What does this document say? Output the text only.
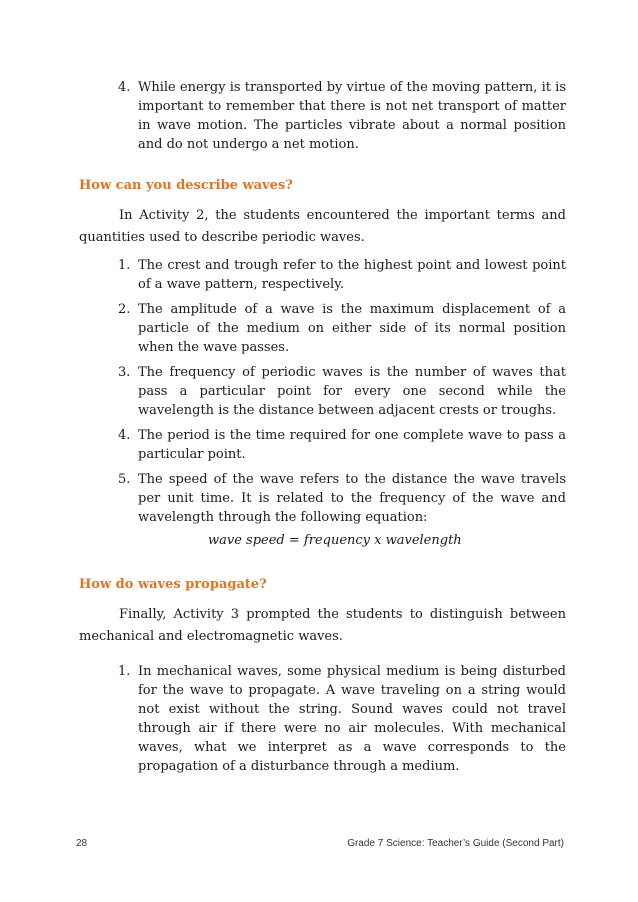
4. While energy is transported by virtue of the moving pattern, it is important to remember that there is not net transport of matter in wave motion. The particles vibrate about a normal position and do not undergo a net motion.
How can you describe waves?
In Activity 2, the students encountered the important terms and quantities used to describe periodic waves.
1. The crest and trough refer to the highest point and lowest point of a wave pattern, respectively.
2. The amplitude of a wave is the maximum displacement of a particle of the medium on either side of its normal position when the wave passes.
3. The frequency of periodic waves is the number of waves that pass a particular point for every one second while the wavelength is the distance between adjacent crests or troughs.
4. The period is the time required for one complete wave to pass a particular point.
5. The speed of the wave refers to the distance the wave travels per unit time. It is related to the frequency of the wave and wavelength through the following equation:
wave speed = frequency x wavelength
How do waves propagate?
Finally, Activity 3 prompted the students to distinguish between mechanical and electromagnetic waves.
1. In mechanical waves, some physical medium is being disturbed for the wave to propagate. A wave traveling on a string would not exist without the string. Sound waves could not travel through air if there were no air molecules. With mechanical waves, what we interpret as a wave corresponds to the propagation of a disturbance through a medium.
28	Grade 7 Science: Teacher’s Guide (Second Part)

DIRECTIVE
Note every line above where the string "time" shows up, and copy those lines.

RESULT FOR THIS EXERCISE
4. The period is the time required for one complete wave to pass a particular point.
5. The speed of the wave refers to the distance the wave travels per unit time. It is related to the frequency of the wave and wavelength through the following equation:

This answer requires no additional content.